▸ DATASET EXCERPTS:

/---

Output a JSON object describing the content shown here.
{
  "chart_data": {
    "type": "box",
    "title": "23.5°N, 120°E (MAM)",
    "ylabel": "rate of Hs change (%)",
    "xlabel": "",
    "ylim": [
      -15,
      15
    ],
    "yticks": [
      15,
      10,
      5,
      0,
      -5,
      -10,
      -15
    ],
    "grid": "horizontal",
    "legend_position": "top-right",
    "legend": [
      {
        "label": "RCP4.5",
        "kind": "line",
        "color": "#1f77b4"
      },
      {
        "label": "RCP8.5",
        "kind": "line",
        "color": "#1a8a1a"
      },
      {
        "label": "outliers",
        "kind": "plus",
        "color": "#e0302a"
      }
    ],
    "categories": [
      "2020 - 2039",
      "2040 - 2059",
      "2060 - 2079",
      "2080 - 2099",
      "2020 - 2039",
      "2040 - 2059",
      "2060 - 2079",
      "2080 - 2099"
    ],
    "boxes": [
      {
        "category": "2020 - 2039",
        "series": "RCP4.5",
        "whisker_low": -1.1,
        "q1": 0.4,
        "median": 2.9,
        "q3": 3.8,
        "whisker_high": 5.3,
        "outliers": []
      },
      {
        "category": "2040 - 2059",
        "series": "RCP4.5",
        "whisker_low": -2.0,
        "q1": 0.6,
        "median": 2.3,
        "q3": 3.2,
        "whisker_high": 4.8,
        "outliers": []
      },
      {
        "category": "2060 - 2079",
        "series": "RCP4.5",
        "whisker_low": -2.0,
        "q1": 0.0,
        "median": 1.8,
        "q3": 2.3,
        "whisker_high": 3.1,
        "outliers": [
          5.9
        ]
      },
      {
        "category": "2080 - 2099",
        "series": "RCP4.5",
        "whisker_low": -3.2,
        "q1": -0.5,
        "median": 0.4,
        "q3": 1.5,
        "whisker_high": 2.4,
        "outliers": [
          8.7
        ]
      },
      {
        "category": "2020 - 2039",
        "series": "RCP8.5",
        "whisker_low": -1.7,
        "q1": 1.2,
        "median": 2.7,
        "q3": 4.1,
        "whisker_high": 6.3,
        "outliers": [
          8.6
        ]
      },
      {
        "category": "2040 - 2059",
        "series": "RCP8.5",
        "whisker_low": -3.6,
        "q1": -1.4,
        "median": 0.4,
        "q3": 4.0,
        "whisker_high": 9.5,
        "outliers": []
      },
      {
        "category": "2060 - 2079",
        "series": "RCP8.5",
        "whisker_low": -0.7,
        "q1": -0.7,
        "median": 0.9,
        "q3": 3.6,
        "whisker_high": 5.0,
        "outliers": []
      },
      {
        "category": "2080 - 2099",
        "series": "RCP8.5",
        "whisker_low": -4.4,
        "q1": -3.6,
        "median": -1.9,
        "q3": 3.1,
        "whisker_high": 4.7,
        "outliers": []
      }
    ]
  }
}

\---

▸ AIM OF THE TASK:
Extract each line of the material exactly as it stands.

▸ FULL SOLUTION:
Output a JSON object describing the content shown here.
{
  "chart_data": {
    "type": "box",
    "title": "23.5°N, 120°E (MAM)",
    "ylabel": "rate of Hs change (%)",
    "xlabel": "",
    "ylim": [
      -15,
      15
    ],
    "yticks": [
      15,
      10,
      5,
      0,
      -5,
      -10,
      -15
    ],
    "grid": "horizontal",
    "legend_position": "top-right",
    "legend": [
      {
        "label": "RCP4.5",
        "kind": "line",
        "color": "#1f77b4"
      },
      {
        "label": "RCP8.5",
        "kind": "line",
        "color": "#1a8a1a"
      },
      {
        "label": "outliers",
        "kind": "plus",
        "color": "#e0302a"
      }
    ],
    "categories": [
      "2020 - 2039",
      "2040 - 2059",
      "2060 - 2079",
      "2080 - 2099",
      "2020 - 2039",
      "2040 - 2059",
      "2060 - 2079",
      "2080 - 2099"
    ],
    "boxes": [
      {
        "category": "2020 - 2039",
        "series": "RCP4.5",
        "whisker_low": -1.1,
        "q1": 0.4,
        "median": 2.9,
        "q3": 3.8,
        "whisker_high": 5.3,
        "outliers": []
      },
      {
        "category": "2040 - 2059",
        "series": "RCP4.5",
        "whisker_low": -2.0,
        "q1": 0.6,
        "median": 2.3,
        "q3": 3.2,
        "whisker_high": 4.8,
        "outliers": []
      },
      {
        "category": "2060 - 2079",
        "series": "RCP4.5",
        "whisker_low": -2.0,
        "q1": 0.0,
        "median": 1.8,
        "q3": 2.3,
        "whisker_high": 3.1,
        "outliers": [
          5.9
        ]
      },
      {
        "category": "2080 - 2099",
        "series": "RCP4.5",
        "whisker_low": -3.2,
        "q1": -0.5,
        "median": 0.4,
        "q3": 1.5,
        "whisker_high": 2.4,
        "outliers": [
          8.7
        ]
      },
      {
        "category": "2020 - 2039",
        "series": "RCP8.5",
        "whisker_low": -1.7,
        "q1": 1.2,
        "median": 2.7,
        "q3": 4.1,
        "whisker_high": 6.3,
        "outliers": [
          8.6
        ]
      },
      {
        "category": "2040 - 2059",
        "series": "RCP8.5",
        "whisker_low": -3.6,
        "q1": -1.4,
        "median": 0.4,
        "q3": 4.0,
        "whisker_high": 9.5,
        "outliers": []
      },
      {
        "category": "2060 - 2079",
        "series": "RCP8.5",
        "whisker_low": -0.7,
        "q1": -0.7,
        "median": 0.9,
        "q3": 3.6,
        "whisker_high": 5.0,
        "outliers": []
      },
      {
        "category": "2080 - 2099",
        "series": "RCP8.5",
        "whisker_low": -4.4,
        "q1": -3.6,
        "median": -1.9,
        "q3": 3.1,
        "whisker_high": 4.7,
        "outliers": []
      }
    ]
  }
}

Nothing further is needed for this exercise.